→ The exercise:
Each entry below should be reproduced character for character.

* Begin Records shown *

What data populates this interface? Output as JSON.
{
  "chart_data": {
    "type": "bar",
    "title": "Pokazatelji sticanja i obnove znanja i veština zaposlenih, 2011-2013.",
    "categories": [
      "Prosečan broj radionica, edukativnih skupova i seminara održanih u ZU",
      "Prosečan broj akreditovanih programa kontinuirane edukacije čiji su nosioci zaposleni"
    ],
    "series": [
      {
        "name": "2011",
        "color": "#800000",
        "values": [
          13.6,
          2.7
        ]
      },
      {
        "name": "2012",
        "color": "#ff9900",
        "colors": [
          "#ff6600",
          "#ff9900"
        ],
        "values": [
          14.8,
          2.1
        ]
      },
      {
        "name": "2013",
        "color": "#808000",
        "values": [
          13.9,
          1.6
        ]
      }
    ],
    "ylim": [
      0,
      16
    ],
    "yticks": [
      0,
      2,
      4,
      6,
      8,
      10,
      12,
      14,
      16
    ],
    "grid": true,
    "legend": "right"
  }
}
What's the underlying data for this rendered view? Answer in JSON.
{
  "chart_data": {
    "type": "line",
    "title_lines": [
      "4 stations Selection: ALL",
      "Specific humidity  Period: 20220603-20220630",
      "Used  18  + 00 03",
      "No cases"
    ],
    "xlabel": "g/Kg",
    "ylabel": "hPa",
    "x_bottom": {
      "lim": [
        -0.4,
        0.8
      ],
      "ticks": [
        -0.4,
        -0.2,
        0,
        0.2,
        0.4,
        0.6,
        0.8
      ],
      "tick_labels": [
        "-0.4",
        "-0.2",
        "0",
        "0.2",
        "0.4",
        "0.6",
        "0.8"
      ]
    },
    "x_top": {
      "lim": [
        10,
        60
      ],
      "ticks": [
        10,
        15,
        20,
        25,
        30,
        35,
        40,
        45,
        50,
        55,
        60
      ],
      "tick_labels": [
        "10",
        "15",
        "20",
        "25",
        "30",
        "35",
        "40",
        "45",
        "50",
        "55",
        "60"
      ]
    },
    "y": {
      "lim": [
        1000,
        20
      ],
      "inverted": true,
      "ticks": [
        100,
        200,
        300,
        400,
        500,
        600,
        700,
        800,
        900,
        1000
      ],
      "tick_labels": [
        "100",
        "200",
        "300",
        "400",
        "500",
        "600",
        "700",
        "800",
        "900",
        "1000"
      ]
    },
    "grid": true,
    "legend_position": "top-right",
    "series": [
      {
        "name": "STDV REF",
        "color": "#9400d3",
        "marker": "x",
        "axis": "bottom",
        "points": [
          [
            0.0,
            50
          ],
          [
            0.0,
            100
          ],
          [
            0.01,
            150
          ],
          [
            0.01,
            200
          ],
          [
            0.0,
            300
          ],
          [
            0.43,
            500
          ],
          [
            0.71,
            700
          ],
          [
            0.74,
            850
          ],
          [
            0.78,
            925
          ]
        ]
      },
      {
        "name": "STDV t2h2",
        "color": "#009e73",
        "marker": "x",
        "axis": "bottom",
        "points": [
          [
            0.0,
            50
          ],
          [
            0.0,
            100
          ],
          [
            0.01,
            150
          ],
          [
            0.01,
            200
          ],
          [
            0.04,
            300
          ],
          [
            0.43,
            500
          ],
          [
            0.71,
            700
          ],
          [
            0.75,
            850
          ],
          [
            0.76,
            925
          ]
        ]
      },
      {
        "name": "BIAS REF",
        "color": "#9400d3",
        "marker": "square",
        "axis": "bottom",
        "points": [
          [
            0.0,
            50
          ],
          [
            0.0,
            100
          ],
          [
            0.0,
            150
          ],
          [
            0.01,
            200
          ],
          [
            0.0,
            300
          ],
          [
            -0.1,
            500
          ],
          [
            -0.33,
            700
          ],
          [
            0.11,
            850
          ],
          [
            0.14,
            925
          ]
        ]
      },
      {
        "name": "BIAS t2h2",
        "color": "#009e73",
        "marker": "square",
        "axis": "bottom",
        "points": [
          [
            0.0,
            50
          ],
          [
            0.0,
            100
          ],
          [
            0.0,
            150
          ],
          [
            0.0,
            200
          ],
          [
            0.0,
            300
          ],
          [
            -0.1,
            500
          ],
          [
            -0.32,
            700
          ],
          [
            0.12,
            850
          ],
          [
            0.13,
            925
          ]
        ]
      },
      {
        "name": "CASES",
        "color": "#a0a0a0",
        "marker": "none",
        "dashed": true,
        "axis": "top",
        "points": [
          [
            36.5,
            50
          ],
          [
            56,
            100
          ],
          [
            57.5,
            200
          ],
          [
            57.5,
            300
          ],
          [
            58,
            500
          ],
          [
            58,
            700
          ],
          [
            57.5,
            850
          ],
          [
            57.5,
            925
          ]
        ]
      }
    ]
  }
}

* End Records shown *

→ Finished exercise:
What data populates this interface? Output as JSON.
{
  "chart_data": {
    "type": "bar",
    "title": "Pokazatelji sticanja i obnove znanja i veština zaposlenih, 2011-2013.",
    "categories": [
      "Prosečan broj radionica, edukativnih skupova i seminara održanih u ZU",
      "Prosečan broj akreditovanih programa kontinuirane edukacije čiji su nosioci zaposleni"
    ],
    "series": [
      {
        "name": "2011",
        "color": "#800000",
        "values": [
          13.6,
          2.7
        ]
      },
      {
        "name": "2012",
        "color": "#ff9900",
        "colors": [
          "#ff6600",
          "#ff9900"
        ],
        "values": [
          14.8,
          2.1
        ]
      },
      {
        "name": "2013",
        "color": "#808000",
        "values": [
          13.9,
          1.6
        ]
      }
    ],
    "ylim": [
      0,
      16
    ],
    "yticks": [
      0,
      2,
      4,
      6,
      8,
      10,
      12,
      14,
      16
    ],
    "grid": true,
    "legend": "right"
  }
}
What's the underlying data for this rendered view? Answer in JSON.
{
  "chart_data": {
    "type": "line",
    "title_lines": [
      "4 stations Selection: ALL",
      "Specific humidity  Period: 20220603-20220630",
      "Used  18  + 00 03",
      "No cases"
    ],
    "xlabel": "g/Kg",
    "ylabel": "hPa",
    "x_bottom": {
      "lim": [
        -0.4,
        0.8
      ],
      "ticks": [
        -0.4,
        -0.2,
        0,
        0.2,
        0.4,
        0.6,
        0.8
      ],
      "tick_labels": [
        "-0.4",
        "-0.2",
        "0",
        "0.2",
        "0.4",
        "0.6",
        "0.8"
      ]
    },
    "x_top": {
      "lim": [
        10,
        60
      ],
      "ticks": [
        10,
        15,
        20,
        25,
        30,
        35,
        40,
        45,
        50,
        55,
        60
      ],
      "tick_labels": [
        "10",
        "15",
        "20",
        "25",
        "30",
        "35",
        "40",
        "45",
        "50",
        "55",
        "60"
      ]
    },
    "y": {
      "lim": [
        1000,
        20
      ],
      "inverted": true,
      "ticks": [
        100,
        200,
        300,
        400,
        500,
        600,
        700,
        800,
        900,
        1000
      ],
      "tick_labels": [
        "100",
        "200",
        "300",
        "400",
        "500",
        "600",
        "700",
        "800",
        "900",
        "1000"
      ]
    },
    "grid": true,
    "legend_position": "top-right",
    "series": [
      {
        "name": "STDV REF",
        "color": "#9400d3",
        "marker": "x",
        "axis": "bottom",
        "points": [
          [
            0.0,
            50
          ],
          [
            0.0,
            100
          ],
          [
            0.01,
            150
          ],
          [
            0.01,
            200
          ],
          [
            0.0,
            300
          ],
          [
            0.43,
            500
          ],
          [
            0.71,
            700
          ],
          [
            0.74,
            850
          ],
          [
            0.78,
            925
          ]
        ]
      },
      {
        "name": "STDV t2h2",
        "color": "#009e73",
        "marker": "x",
        "axis": "bottom",
        "points": [
          [
            0.0,
            50
          ],
          [
            0.0,
            100
          ],
          [
            0.01,
            150
          ],
          [
            0.01,
            200
          ],
          [
            0.04,
            300
          ],
          [
            0.43,
            500
          ],
          [
            0.71,
            700
          ],
          [
            0.75,
            850
          ],
          [
            0.76,
            925
          ]
        ]
      },
      {
        "name": "BIAS REF",
        "color": "#9400d3",
        "marker": "square",
        "axis": "bottom",
        "points": [
          [
            0.0,
            50
          ],
          [
            0.0,
            100
          ],
          [
            0.0,
            150
          ],
          [
            0.01,
            200
          ],
          [
            0.0,
            300
          ],
          [
            -0.1,
            500
          ],
          [
            -0.33,
            700
          ],
          [
            0.11,
            850
          ],
          [
            0.14,
            925
          ]
        ]
      },
      {
        "name": "BIAS t2h2",
        "color": "#009e73",
        "marker": "square",
        "axis": "bottom",
        "points": [
          [
            0.0,
            50
          ],
          [
            0.0,
            100
          ],
          [
            0.0,
            150
          ],
          [
            0.0,
            200
          ],
          [
            0.0,
            300
          ],
          [
            -0.1,
            500
          ],
          [
            -0.32,
            700
          ],
          [
            0.12,
            850
          ],
          [
            0.13,
            925
          ]
        ]
      },
      {
        "name": "CASES",
        "color": "#a0a0a0",
        "marker": "none",
        "dashed": true,
        "axis": "top",
        "points": [
          [
            36.5,
            50
          ],
          [
            56,
            100
          ],
          [
            57.5,
            200
          ],
          [
            57.5,
            300
          ],
          [
            58,
            500
          ],
          [
            58,
            700
          ],
          [
            57.5,
            850
          ],
          [
            57.5,
            925
          ]
        ]
      }
    ]
  }
}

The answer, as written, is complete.